**Goal of the exercise:** Take every line that has the string "anime" and copy it out.
# # # # #
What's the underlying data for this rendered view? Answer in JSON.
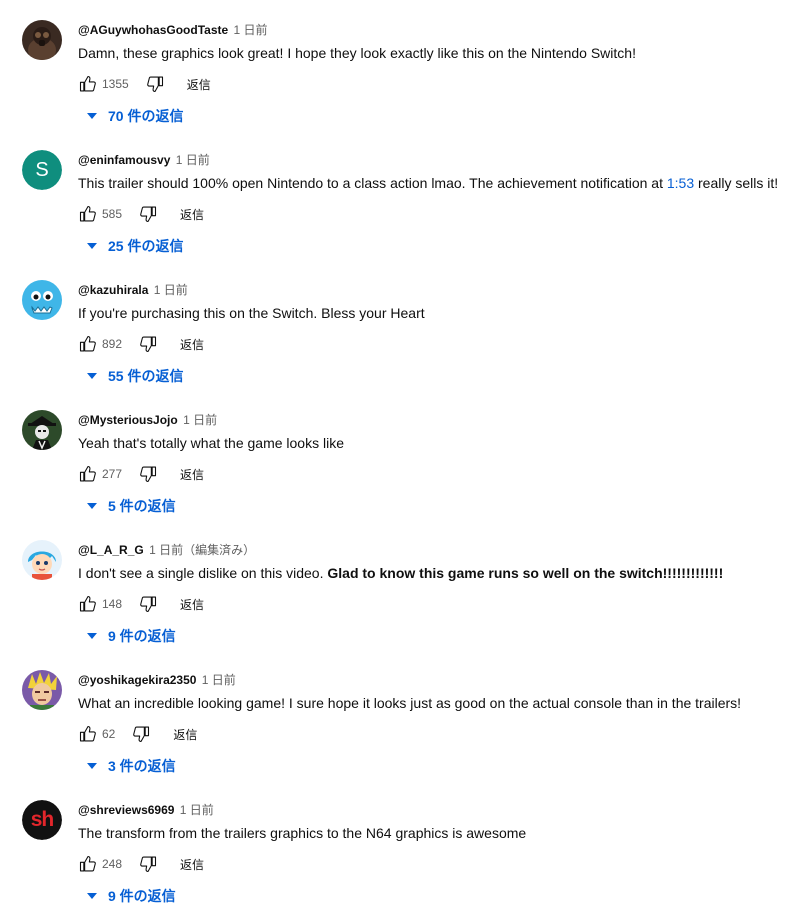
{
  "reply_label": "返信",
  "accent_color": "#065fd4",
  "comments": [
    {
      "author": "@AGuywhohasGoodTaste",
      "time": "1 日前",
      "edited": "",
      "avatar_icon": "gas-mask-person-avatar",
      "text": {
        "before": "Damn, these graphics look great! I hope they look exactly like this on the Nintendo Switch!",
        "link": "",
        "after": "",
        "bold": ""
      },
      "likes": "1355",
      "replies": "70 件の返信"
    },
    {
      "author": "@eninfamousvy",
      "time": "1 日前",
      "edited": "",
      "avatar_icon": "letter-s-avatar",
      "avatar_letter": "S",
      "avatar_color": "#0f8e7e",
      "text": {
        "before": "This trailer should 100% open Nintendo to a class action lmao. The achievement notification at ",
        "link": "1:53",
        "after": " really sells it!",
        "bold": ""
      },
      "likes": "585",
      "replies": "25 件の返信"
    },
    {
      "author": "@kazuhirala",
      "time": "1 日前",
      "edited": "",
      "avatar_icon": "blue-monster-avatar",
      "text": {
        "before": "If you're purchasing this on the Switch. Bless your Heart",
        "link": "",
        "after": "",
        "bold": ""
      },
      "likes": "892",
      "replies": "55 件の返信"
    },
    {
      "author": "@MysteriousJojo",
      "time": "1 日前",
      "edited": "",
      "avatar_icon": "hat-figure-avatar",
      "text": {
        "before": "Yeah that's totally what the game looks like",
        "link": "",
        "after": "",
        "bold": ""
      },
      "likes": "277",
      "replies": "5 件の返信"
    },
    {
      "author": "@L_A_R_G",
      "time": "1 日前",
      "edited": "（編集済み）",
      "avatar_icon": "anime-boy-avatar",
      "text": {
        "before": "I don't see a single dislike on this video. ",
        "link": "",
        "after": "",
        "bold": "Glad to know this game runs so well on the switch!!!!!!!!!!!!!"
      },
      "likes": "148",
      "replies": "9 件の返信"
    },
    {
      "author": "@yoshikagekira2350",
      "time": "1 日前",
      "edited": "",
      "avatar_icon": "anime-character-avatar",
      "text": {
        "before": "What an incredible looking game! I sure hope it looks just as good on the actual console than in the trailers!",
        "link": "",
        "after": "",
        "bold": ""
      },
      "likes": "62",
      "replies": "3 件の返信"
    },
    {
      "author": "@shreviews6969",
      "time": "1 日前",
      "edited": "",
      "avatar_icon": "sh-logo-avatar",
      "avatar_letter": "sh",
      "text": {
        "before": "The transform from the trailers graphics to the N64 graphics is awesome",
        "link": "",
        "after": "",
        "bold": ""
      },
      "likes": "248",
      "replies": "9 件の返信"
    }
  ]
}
# # # # #
**Solution to this problem:**
      "avatar_icon": "anime-boy-avatar",
      "avatar_icon": "anime-character-avatar",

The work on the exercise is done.